_Your instructions_: Repeat the lines of the listing below exactly, starting at the line that contains "Extract the structured" and running through the last line, both included, and only those.

_Records_:

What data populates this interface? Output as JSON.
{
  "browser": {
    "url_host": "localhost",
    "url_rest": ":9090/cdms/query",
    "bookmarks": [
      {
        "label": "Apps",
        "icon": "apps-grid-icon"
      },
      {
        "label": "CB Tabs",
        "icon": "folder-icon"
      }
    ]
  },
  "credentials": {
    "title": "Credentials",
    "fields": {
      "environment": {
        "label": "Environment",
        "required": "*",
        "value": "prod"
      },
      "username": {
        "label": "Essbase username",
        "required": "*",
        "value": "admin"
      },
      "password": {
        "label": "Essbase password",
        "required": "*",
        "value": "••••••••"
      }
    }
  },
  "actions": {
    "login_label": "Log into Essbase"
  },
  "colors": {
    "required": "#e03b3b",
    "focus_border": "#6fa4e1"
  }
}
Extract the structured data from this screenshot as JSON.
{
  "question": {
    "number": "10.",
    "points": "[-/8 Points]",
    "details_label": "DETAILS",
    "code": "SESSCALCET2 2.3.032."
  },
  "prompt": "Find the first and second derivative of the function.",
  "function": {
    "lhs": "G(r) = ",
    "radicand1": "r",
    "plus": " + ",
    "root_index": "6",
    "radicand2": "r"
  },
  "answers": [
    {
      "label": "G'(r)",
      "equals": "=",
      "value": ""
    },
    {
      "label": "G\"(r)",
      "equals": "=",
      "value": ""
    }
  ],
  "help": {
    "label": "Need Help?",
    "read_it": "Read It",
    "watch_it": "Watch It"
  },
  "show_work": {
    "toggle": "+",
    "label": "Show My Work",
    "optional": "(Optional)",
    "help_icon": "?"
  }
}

_Exercise response_:
Extract the structured data from this screenshot as JSON.
{
  "question": {
    "number": "10.",
    "points": "[-/8 Points]",
    "details_label": "DETAILS",
    "code": "SESSCALCET2 2.3.032."
  },
  "prompt": "Find the first and second derivative of the function.",
  "function": {
    "lhs": "G(r) = ",
    "radicand1": "r",
    "plus": " + ",
    "root_index": "6",
    "radicand2": "r"
  },
  "answers": [
    {
      "label": "G'(r)",
      "equals": "=",
      "value": ""
    },
    {
      "label": "G\"(r)",
      "equals": "=",
      "value": ""
    }
  ],
  "help": {
    "label": "Need Help?",
    "read_it": "Read It",
    "watch_it": "Watch It"
  },
  "show_work": {
    "toggle": "+",
    "label": "Show My Work",
    "optional": "(Optional)",
    "help_icon": "?"
  }
}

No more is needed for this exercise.